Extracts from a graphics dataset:
******************************

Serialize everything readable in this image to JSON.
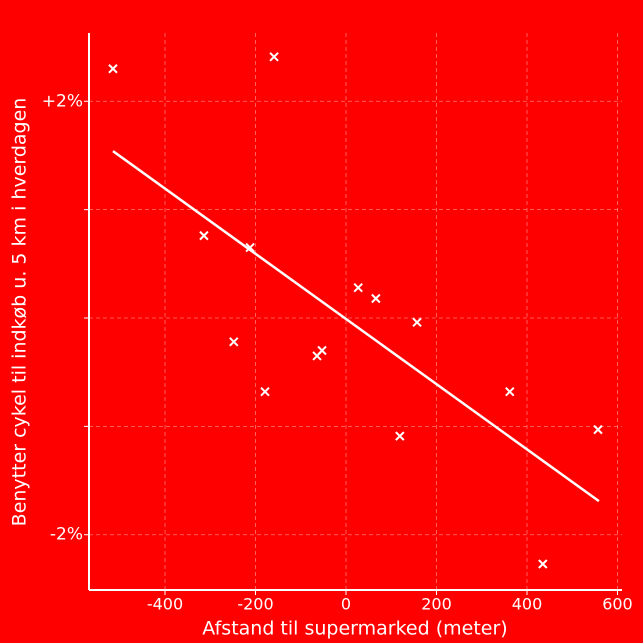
{
  "chart_data": {
    "type": "scatter",
    "xlabel": "Afstand til supermarked (meter)",
    "ylabel": "Benytter cykel til indkøb u. 5 km i hverdagen",
    "background": "#ff0000",
    "color": "#ffffff",
    "grid": true,
    "xlim": [
      -568,
      610
    ],
    "ylim": [
      -2.51,
      2.63
    ],
    "xticks": [
      -400,
      -200,
      0,
      200,
      400,
      600
    ],
    "yticks": [
      {
        "value": -2,
        "label": "-2%"
      },
      {
        "value": -1,
        "label": null
      },
      {
        "value": 0,
        "label": null
      },
      {
        "value": 1,
        "label": null
      },
      {
        "value": 2,
        "label": "+2%"
      }
    ],
    "x": [
      -515,
      -159,
      -314,
      -212,
      27,
      66,
      157,
      -248,
      -53,
      -64,
      -179,
      362,
      119,
      557,
      435
    ],
    "values": [
      2.3,
      2.41,
      0.76,
      0.65,
      0.28,
      0.18,
      -0.04,
      -0.22,
      -0.3,
      -0.35,
      -0.68,
      -0.68,
      -1.09,
      -1.03,
      -2.27
    ],
    "fit": {
      "x": [
        -515,
        559
      ],
      "values": [
        1.54,
        -1.69
      ]
    }
  }
}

******************************

• [Given task] Please write out all of the material above without changing a word, and omit any pictures.

• [Written response]
Serialize everything readable in this image to JSON.
{
  "chart_data": {
    "type": "scatter",
    "xlabel": "Afstand til supermarked (meter)",
    "ylabel": "Benytter cykel til indkøb u. 5 km i hverdagen",
    "background": "#ff0000",
    "color": "#ffffff",
    "grid": true,
    "xlim": [
      -568,
      610
    ],
    "ylim": [
      -2.51,
      2.63
    ],
    "xticks": [
      -400,
      -200,
      0,
      200,
      400,
      600
    ],
    "yticks": [
      {
        "value": -2,
        "label": "-2%"
      },
      {
        "value": -1,
        "label": null
      },
      {
        "value": 0,
        "label": null
      },
      {
        "value": 1,
        "label": null
      },
      {
        "value": 2,
        "label": "+2%"
      }
    ],
    "x": [
      -515,
      -159,
      -314,
      -212,
      27,
      66,
      157,
      -248,
      -53,
      -64,
      -179,
      362,
      119,
      557,
      435
    ],
    "values": [
      2.3,
      2.41,
      0.76,
      0.65,
      0.28,
      0.18,
      -0.04,
      -0.22,
      -0.3,
      -0.35,
      -0.68,
      -0.68,
      -1.09,
      -1.03,
      -2.27
    ],
    "fit": {
      "x": [
        -515,
        559
      ],
      "values": [
        1.54,
        -1.69
      ]
    }
  }
}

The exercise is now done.